### What you need to do
Restate the whole listing exactly.

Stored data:
— Start —

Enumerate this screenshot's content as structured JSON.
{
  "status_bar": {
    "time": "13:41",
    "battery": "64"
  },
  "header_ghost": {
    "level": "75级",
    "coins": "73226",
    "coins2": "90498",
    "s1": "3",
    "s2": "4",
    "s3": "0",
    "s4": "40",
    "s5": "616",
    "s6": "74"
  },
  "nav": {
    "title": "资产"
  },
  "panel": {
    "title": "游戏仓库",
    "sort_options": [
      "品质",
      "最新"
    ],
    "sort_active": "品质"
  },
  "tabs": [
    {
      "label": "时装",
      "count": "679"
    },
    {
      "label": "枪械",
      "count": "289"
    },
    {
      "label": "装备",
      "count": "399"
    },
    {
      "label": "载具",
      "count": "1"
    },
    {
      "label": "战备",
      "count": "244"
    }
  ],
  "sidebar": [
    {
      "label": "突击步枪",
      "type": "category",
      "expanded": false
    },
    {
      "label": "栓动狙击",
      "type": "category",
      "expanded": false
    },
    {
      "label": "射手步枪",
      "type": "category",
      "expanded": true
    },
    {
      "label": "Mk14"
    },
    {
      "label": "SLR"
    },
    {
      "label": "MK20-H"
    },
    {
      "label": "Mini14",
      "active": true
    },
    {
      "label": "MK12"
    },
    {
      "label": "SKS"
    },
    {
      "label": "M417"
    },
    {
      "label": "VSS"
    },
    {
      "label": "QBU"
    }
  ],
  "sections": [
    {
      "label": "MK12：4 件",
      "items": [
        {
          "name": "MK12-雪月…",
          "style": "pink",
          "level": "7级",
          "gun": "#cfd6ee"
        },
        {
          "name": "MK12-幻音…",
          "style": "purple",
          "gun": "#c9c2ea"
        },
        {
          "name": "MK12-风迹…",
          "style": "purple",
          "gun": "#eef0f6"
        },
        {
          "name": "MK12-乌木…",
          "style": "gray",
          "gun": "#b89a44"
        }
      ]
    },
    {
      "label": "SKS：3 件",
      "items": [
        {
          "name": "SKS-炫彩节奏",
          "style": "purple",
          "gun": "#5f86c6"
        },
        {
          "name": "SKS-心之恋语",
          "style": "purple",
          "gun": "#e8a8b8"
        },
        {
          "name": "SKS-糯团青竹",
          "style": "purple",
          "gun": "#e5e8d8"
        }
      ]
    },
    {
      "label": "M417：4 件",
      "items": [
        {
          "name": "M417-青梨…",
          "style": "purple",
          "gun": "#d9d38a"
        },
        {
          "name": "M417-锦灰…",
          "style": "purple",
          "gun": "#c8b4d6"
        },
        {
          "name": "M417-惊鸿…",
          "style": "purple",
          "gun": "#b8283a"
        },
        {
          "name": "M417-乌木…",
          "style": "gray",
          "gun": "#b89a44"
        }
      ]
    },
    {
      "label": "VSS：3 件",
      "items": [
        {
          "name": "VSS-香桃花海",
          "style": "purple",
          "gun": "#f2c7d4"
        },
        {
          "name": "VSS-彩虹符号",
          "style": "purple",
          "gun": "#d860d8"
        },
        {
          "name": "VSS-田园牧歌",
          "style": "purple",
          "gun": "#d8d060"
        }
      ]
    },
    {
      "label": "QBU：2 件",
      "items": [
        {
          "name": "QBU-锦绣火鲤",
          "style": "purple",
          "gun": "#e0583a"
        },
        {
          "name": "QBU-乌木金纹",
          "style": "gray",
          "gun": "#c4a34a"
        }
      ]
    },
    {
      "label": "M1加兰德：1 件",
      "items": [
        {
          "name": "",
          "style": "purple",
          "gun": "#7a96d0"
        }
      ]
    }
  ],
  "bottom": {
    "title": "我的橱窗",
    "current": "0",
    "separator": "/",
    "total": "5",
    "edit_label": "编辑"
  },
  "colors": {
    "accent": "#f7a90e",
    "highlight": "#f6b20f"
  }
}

— End —

### Correct answer
Enumerate this screenshot's content as structured JSON.
{
  "status_bar": {
    "time": "13:41",
    "battery": "64"
  },
  "header_ghost": {
    "level": "75级",
    "coins": "73226",
    "coins2": "90498",
    "s1": "3",
    "s2": "4",
    "s3": "0",
    "s4": "40",
    "s5": "616",
    "s6": "74"
  },
  "nav": {
    "title": "资产"
  },
  "panel": {
    "title": "游戏仓库",
    "sort_options": [
      "品质",
      "最新"
    ],
    "sort_active": "品质"
  },
  "tabs": [
    {
      "label": "时装",
      "count": "679"
    },
    {
      "label": "枪械",
      "count": "289"
    },
    {
      "label": "装备",
      "count": "399"
    },
    {
      "label": "载具",
      "count": "1"
    },
    {
      "label": "战备",
      "count": "244"
    }
  ],
  "sidebar": [
    {
      "label": "突击步枪",
      "type": "category",
      "expanded": false
    },
    {
      "label": "栓动狙击",
      "type": "category",
      "expanded": false
    },
    {
      "label": "射手步枪",
      "type": "category",
      "expanded": true
    },
    {
      "label": "Mk14"
    },
    {
      "label": "SLR"
    },
    {
      "label": "MK20-H"
    },
    {
      "label": "Mini14",
      "active": true
    },
    {
      "label": "MK12"
    },
    {
      "label": "SKS"
    },
    {
      "label": "M417"
    },
    {
      "label": "VSS"
    },
    {
      "label": "QBU"
    }
  ],
  "sections": [
    {
      "label": "MK12：4 件",
      "items": [
        {
          "name": "MK12-雪月…",
          "style": "pink",
          "level": "7级",
          "gun": "#cfd6ee"
        },
        {
          "name": "MK12-幻音…",
          "style": "purple",
          "gun": "#c9c2ea"
        },
        {
          "name": "MK12-风迹…",
          "style": "purple",
          "gun": "#eef0f6"
        },
        {
          "name": "MK12-乌木…",
          "style": "gray",
          "gun": "#b89a44"
        }
      ]
    },
    {
      "label": "SKS：3 件",
      "items": [
        {
          "name": "SKS-炫彩节奏",
          "style": "purple",
          "gun": "#5f86c6"
        },
        {
          "name": "SKS-心之恋语",
          "style": "purple",
          "gun": "#e8a8b8"
        },
        {
          "name": "SKS-糯团青竹",
          "style": "purple",
          "gun": "#e5e8d8"
        }
      ]
    },
    {
      "label": "M417：4 件",
      "items": [
        {
          "name": "M417-青梨…",
          "style": "purple",
          "gun": "#d9d38a"
        },
        {
          "name": "M417-锦灰…",
          "style": "purple",
          "gun": "#c8b4d6"
        },
        {
          "name": "M417-惊鸿…",
          "style": "purple",
          "gun": "#b8283a"
        },
        {
          "name": "M417-乌木…",
          "style": "gray",
          "gun": "#b89a44"
        }
      ]
    },
    {
      "label": "VSS：3 件",
      "items": [
        {
          "name": "VSS-香桃花海",
          "style": "purple",
          "gun": "#f2c7d4"
        },
        {
          "name": "VSS-彩虹符号",
          "style": "purple",
          "gun": "#d860d8"
        },
        {
          "name": "VSS-田园牧歌",
          "style": "purple",
          "gun": "#d8d060"
        }
      ]
    },
    {
      "label": "QBU：2 件",
      "items": [
        {
          "name": "QBU-锦绣火鲤",
          "style": "purple",
          "gun": "#e0583a"
        },
        {
          "name": "QBU-乌木金纹",
          "style": "gray",
          "gun": "#c4a34a"
        }
      ]
    },
    {
      "label": "M1加兰德：1 件",
      "items": [
        {
          "name": "",
          "style": "purple",
          "gun": "#7a96d0"
        }
      ]
    }
  ],
  "bottom": {
    "title": "我的橱窗",
    "current": "0",
    "separator": "/",
    "total": "5",
    "edit_label": "编辑"
  },
  "colors": {
    "accent": "#f7a90e",
    "highlight": "#f6b20f"
  }
}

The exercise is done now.